Exercise objective: Your task is to copy every line of the entries that contains "Public".

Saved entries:

## start

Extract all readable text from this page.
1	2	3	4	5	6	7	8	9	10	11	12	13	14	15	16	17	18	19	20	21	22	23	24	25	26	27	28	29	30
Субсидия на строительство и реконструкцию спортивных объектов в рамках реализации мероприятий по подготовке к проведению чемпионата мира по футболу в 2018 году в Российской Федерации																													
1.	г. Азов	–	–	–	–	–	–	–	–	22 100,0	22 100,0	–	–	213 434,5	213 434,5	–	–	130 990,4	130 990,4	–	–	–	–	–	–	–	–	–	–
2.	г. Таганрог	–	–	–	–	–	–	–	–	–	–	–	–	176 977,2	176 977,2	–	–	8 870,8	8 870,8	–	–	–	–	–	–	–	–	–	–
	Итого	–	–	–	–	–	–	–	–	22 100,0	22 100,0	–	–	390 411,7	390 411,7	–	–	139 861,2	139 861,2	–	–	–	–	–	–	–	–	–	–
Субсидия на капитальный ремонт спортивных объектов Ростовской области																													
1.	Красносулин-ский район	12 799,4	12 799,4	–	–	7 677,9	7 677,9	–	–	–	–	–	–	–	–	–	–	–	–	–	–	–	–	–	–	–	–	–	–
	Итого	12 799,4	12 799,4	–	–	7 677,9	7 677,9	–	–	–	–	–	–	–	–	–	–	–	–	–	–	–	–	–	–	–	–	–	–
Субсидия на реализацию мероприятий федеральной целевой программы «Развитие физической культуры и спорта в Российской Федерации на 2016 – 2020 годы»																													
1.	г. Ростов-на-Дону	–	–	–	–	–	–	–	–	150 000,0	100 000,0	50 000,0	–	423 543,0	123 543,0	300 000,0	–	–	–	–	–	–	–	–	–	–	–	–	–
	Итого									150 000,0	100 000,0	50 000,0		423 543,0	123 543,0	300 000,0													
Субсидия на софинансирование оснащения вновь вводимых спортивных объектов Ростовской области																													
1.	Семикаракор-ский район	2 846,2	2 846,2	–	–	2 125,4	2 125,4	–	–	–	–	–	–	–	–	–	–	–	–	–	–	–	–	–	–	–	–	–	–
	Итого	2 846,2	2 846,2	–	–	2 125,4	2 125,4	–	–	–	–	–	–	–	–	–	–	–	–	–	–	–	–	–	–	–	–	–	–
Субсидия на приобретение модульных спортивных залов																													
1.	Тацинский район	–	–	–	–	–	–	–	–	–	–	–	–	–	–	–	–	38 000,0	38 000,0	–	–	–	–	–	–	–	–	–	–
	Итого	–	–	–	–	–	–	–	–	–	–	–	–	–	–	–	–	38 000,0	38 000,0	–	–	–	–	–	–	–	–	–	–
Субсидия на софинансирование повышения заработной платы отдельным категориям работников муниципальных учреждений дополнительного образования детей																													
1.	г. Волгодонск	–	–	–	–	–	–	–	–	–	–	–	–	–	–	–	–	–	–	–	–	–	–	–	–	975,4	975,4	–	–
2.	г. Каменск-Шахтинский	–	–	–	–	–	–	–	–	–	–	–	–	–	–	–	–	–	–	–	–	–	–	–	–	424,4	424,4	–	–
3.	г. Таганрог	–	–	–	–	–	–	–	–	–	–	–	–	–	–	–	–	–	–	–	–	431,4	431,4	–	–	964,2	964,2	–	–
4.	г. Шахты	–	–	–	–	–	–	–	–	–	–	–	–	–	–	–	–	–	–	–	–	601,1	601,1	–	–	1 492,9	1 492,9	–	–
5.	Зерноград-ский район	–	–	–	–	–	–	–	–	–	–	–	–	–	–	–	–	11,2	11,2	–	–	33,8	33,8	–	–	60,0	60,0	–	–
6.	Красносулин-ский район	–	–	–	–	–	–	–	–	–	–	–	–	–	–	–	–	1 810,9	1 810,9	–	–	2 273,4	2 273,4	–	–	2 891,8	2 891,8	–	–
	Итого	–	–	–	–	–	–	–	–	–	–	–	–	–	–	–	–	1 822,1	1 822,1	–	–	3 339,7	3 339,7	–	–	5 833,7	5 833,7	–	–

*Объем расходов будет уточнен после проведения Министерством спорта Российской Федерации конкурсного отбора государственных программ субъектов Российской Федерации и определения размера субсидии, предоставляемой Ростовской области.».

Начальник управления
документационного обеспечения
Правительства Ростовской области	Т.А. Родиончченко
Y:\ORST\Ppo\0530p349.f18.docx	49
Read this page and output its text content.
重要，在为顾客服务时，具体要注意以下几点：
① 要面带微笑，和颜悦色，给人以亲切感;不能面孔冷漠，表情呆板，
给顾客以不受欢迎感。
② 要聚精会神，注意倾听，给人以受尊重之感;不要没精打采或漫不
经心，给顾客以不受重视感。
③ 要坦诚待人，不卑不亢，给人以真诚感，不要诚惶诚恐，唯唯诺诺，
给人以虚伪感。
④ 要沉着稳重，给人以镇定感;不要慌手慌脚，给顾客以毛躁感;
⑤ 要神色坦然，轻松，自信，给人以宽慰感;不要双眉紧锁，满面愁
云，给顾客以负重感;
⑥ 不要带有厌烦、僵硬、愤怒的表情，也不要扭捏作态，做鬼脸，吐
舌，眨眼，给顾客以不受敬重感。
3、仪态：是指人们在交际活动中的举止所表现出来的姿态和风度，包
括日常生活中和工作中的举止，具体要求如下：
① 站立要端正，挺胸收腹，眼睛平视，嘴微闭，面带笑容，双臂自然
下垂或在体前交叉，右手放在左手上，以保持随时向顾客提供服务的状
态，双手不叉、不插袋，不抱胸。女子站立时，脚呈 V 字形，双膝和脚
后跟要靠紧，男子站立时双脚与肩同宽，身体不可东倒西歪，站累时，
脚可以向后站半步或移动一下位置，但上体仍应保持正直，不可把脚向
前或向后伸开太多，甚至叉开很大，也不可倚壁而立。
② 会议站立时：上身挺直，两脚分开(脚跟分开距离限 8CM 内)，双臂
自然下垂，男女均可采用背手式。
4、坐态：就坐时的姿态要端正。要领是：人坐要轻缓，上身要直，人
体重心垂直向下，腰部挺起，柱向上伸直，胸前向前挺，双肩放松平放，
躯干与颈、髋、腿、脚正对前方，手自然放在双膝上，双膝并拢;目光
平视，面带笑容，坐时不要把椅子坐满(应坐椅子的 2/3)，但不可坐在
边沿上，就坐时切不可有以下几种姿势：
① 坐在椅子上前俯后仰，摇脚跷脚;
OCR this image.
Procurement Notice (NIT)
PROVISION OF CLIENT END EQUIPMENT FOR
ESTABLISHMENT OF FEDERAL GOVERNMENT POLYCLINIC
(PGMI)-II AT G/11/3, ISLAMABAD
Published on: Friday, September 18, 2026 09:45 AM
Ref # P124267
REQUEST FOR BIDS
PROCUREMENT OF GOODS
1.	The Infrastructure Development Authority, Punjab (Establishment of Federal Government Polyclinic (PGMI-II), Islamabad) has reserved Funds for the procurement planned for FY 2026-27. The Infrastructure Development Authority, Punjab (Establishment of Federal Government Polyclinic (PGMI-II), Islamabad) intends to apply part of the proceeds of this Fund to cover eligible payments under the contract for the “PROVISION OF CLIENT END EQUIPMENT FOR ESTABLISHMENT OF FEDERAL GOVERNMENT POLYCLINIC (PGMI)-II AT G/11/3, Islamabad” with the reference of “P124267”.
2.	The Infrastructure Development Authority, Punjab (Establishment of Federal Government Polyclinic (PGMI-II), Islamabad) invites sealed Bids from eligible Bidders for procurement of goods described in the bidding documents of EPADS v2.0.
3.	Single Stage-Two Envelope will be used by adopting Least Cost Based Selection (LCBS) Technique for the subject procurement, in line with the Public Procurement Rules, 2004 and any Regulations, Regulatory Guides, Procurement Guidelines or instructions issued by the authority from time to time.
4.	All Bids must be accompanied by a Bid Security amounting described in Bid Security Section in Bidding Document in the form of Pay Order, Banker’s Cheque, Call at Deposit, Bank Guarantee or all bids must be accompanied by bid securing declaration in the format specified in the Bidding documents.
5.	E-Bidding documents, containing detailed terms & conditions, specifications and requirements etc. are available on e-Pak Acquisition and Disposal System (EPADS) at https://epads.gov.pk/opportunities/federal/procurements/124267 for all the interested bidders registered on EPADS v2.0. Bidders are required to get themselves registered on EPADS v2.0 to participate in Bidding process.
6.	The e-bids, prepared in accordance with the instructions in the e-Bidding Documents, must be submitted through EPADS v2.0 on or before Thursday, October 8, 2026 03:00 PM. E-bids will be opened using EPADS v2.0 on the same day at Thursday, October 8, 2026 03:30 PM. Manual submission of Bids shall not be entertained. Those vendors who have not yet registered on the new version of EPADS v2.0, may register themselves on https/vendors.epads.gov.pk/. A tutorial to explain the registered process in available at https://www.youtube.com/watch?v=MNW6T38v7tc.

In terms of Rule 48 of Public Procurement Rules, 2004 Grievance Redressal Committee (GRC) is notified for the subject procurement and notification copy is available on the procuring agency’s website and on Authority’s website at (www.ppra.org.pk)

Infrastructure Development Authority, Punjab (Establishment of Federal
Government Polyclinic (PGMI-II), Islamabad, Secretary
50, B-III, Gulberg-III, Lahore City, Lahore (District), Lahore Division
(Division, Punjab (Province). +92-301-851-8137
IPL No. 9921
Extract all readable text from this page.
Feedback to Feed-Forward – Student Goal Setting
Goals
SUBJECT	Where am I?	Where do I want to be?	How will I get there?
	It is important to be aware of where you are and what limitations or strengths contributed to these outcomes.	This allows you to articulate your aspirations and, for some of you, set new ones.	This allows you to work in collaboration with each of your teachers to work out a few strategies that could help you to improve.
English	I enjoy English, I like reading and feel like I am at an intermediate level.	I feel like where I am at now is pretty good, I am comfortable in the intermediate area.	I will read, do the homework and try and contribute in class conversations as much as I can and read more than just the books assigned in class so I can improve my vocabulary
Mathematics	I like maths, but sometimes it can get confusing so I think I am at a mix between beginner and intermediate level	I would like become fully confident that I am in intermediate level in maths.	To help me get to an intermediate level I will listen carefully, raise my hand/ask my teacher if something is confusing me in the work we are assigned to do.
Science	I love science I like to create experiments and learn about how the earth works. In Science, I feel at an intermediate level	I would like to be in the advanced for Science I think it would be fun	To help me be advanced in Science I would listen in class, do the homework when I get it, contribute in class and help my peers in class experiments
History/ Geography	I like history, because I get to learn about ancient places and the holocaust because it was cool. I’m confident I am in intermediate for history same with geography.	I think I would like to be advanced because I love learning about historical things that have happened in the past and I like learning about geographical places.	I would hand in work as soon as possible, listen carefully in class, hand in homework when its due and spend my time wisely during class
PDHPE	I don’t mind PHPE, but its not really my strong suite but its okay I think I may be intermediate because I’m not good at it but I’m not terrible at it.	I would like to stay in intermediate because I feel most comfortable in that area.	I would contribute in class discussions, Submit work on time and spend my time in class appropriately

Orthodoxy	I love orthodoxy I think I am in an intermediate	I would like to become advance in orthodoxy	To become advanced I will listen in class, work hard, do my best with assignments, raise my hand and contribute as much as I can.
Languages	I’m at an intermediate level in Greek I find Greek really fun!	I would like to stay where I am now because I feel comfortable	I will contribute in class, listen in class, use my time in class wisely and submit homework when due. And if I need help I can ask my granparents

## end

Answer for this exercise:
3.	Single Stage-Two Envelope will be used by adopting Least Cost Based Selection (LCBS) Technique for the subject procurement, in line with the Public Procurement Rules, 2004 and any Regulations, Regulatory Guides, Procurement Guidelines or instructions issued by the authority from time to time.
In terms of Rule 48 of Public Procurement Rules, 2004 Grievance Redressal Committee (GRC) is notified for the subject procurement and notification copy is available on the procuring agency’s website and on Authority’s website at (www.ppra.org.pk)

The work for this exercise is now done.